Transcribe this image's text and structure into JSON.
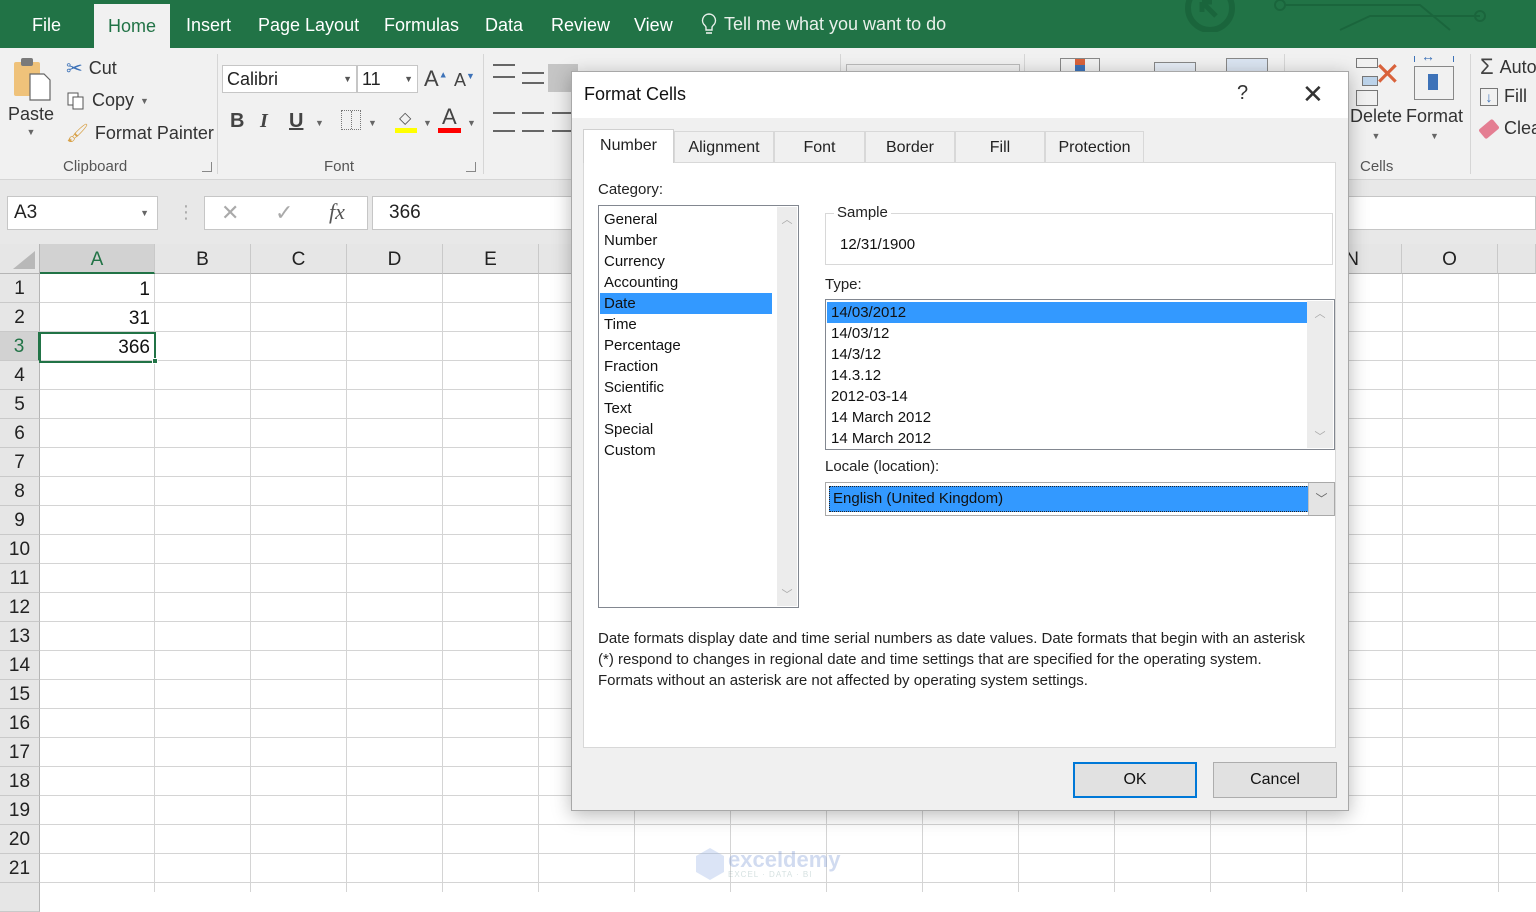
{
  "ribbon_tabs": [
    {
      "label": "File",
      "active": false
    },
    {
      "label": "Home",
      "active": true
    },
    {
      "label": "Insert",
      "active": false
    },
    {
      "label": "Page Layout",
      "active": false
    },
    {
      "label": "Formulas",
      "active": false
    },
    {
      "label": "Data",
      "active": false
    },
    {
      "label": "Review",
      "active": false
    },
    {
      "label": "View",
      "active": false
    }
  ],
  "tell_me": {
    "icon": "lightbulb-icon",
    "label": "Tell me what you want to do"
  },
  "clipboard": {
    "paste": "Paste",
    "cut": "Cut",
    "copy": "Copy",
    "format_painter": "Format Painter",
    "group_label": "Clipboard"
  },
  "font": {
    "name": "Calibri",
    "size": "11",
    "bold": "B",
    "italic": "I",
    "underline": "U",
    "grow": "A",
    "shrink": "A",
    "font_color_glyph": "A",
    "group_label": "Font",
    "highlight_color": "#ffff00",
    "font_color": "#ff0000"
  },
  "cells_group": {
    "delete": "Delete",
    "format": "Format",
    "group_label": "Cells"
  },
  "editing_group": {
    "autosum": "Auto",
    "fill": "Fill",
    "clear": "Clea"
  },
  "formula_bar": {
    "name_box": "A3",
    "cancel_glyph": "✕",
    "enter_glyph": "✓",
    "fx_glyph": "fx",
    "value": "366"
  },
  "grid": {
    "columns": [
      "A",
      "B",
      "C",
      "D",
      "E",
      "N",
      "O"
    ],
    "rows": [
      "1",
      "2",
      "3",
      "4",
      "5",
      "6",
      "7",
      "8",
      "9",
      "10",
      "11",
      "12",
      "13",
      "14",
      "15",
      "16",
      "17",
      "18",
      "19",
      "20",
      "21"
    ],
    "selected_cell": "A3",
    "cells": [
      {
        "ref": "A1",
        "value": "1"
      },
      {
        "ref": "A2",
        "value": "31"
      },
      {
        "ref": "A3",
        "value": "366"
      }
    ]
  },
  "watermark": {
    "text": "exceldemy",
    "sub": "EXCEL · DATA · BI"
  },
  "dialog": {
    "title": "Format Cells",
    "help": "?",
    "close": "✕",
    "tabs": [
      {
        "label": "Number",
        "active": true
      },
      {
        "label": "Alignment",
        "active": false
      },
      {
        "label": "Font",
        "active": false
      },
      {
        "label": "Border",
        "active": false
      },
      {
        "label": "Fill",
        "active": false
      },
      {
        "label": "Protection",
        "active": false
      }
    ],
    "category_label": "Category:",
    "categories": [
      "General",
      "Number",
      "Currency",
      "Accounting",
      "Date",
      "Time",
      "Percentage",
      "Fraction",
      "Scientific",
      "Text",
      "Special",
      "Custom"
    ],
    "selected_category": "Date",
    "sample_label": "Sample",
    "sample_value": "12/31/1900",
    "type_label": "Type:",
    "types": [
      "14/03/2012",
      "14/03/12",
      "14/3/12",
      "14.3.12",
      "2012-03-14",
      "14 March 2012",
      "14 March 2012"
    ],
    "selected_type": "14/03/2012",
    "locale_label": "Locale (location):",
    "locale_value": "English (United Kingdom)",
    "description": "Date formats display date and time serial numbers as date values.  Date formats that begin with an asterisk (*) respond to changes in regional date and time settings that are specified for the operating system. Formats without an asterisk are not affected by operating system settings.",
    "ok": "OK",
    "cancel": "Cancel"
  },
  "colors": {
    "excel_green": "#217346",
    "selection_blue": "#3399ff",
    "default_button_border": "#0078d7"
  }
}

━━━━━━

> [What needs to be done] Apart from the pictures, every line of the data above should be given again exactly.

> [Solution]
Transcribe this image's text and structure into JSON.
{
  "ribbon_tabs": [
    {
      "label": "File",
      "active": false
    },
    {
      "label": "Home",
      "active": true
    },
    {
      "label": "Insert",
      "active": false
    },
    {
      "label": "Page Layout",
      "active": false
    },
    {
      "label": "Formulas",
      "active": false
    },
    {
      "label": "Data",
      "active": false
    },
    {
      "label": "Review",
      "active": false
    },
    {
      "label": "View",
      "active": false
    }
  ],
  "tell_me": {
    "icon": "lightbulb-icon",
    "label": "Tell me what you want to do"
  },
  "clipboard": {
    "paste": "Paste",
    "cut": "Cut",
    "copy": "Copy",
    "format_painter": "Format Painter",
    "group_label": "Clipboard"
  },
  "font": {
    "name": "Calibri",
    "size": "11",
    "bold": "B",
    "italic": "I",
    "underline": "U",
    "grow": "A",
    "shrink": "A",
    "font_color_glyph": "A",
    "group_label": "Font",
    "highlight_color": "#ffff00",
    "font_color": "#ff0000"
  },
  "cells_group": {
    "delete": "Delete",
    "format": "Format",
    "group_label": "Cells"
  },
  "editing_group": {
    "autosum": "Auto",
    "fill": "Fill",
    "clear": "Clea"
  },
  "formula_bar": {
    "name_box": "A3",
    "cancel_glyph": "✕",
    "enter_glyph": "✓",
    "fx_glyph": "fx",
    "value": "366"
  },
  "grid": {
    "columns": [
      "A",
      "B",
      "C",
      "D",
      "E",
      "N",
      "O"
    ],
    "rows": [
      "1",
      "2",
      "3",
      "4",
      "5",
      "6",
      "7",
      "8",
      "9",
      "10",
      "11",
      "12",
      "13",
      "14",
      "15",
      "16",
      "17",
      "18",
      "19",
      "20",
      "21"
    ],
    "selected_cell": "A3",
    "cells": [
      {
        "ref": "A1",
        "value": "1"
      },
      {
        "ref": "A2",
        "value": "31"
      },
      {
        "ref": "A3",
        "value": "366"
      }
    ]
  },
  "watermark": {
    "text": "exceldemy",
    "sub": "EXCEL · DATA · BI"
  },
  "dialog": {
    "title": "Format Cells",
    "help": "?",
    "close": "✕",
    "tabs": [
      {
        "label": "Number",
        "active": true
      },
      {
        "label": "Alignment",
        "active": false
      },
      {
        "label": "Font",
        "active": false
      },
      {
        "label": "Border",
        "active": false
      },
      {
        "label": "Fill",
        "active": false
      },
      {
        "label": "Protection",
        "active": false
      }
    ],
    "category_label": "Category:",
    "categories": [
      "General",
      "Number",
      "Currency",
      "Accounting",
      "Date",
      "Time",
      "Percentage",
      "Fraction",
      "Scientific",
      "Text",
      "Special",
      "Custom"
    ],
    "selected_category": "Date",
    "sample_label": "Sample",
    "sample_value": "12/31/1900",
    "type_label": "Type:",
    "types": [
      "14/03/2012",
      "14/03/12",
      "14/3/12",
      "14.3.12",
      "2012-03-14",
      "14 March 2012",
      "14 March 2012"
    ],
    "selected_type": "14/03/2012",
    "locale_label": "Locale (location):",
    "locale_value": "English (United Kingdom)",
    "description": "Date formats display date and time serial numbers as date values.  Date formats that begin with an asterisk (*) respond to changes in regional date and time settings that are specified for the operating system. Formats without an asterisk are not affected by operating system settings.",
    "ok": "OK",
    "cancel": "Cancel"
  },
  "colors": {
    "excel_green": "#217346",
    "selection_blue": "#3399ff",
    "default_button_border": "#0078d7"
  }
}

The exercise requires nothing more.